= DESCRIPTION OF THE TASK =
Quote, without change, all of the lines that follow.
>> start
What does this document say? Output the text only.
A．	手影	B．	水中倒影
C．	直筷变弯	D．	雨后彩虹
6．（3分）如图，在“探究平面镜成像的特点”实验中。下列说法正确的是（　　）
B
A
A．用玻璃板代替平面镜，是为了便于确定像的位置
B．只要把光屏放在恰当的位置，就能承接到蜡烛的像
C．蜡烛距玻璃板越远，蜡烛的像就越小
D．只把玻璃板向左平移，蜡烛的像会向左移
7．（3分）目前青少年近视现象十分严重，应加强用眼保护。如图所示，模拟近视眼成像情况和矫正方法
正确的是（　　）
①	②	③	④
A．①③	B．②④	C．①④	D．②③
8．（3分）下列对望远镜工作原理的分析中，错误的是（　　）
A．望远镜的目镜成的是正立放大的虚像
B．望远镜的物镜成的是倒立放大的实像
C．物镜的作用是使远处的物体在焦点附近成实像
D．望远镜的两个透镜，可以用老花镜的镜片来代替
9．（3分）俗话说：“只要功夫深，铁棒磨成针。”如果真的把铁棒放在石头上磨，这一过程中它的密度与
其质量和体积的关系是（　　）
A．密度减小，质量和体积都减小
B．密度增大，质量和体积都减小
>> end
= THE SOLUTION =
What does this document say? Output the text only.
A．	手影	B．	水中倒影
C．	直筷变弯	D．	雨后彩虹
6．（3分）如图，在“探究平面镜成像的特点”实验中。下列说法正确的是（　　）
B
A
A．用玻璃板代替平面镜，是为了便于确定像的位置
B．只要把光屏放在恰当的位置，就能承接到蜡烛的像
C．蜡烛距玻璃板越远，蜡烛的像就越小
D．只把玻璃板向左平移，蜡烛的像会向左移
7．（3分）目前青少年近视现象十分严重，应加强用眼保护。如图所示，模拟近视眼成像情况和矫正方法
正确的是（　　）
①	②	③	④
A．①③	B．②④	C．①④	D．②③
8．（3分）下列对望远镜工作原理的分析中，错误的是（　　）
A．望远镜的目镜成的是正立放大的虚像
B．望远镜的物镜成的是倒立放大的实像
C．物镜的作用是使远处的物体在焦点附近成实像
D．望远镜的两个透镜，可以用老花镜的镜片来代替
9．（3分）俗话说：“只要功夫深，铁棒磨成针。”如果真的把铁棒放在石头上磨，这一过程中它的密度与
其质量和体积的关系是（　　）
A．密度减小，质量和体积都减小
B．密度增大，质量和体积都减小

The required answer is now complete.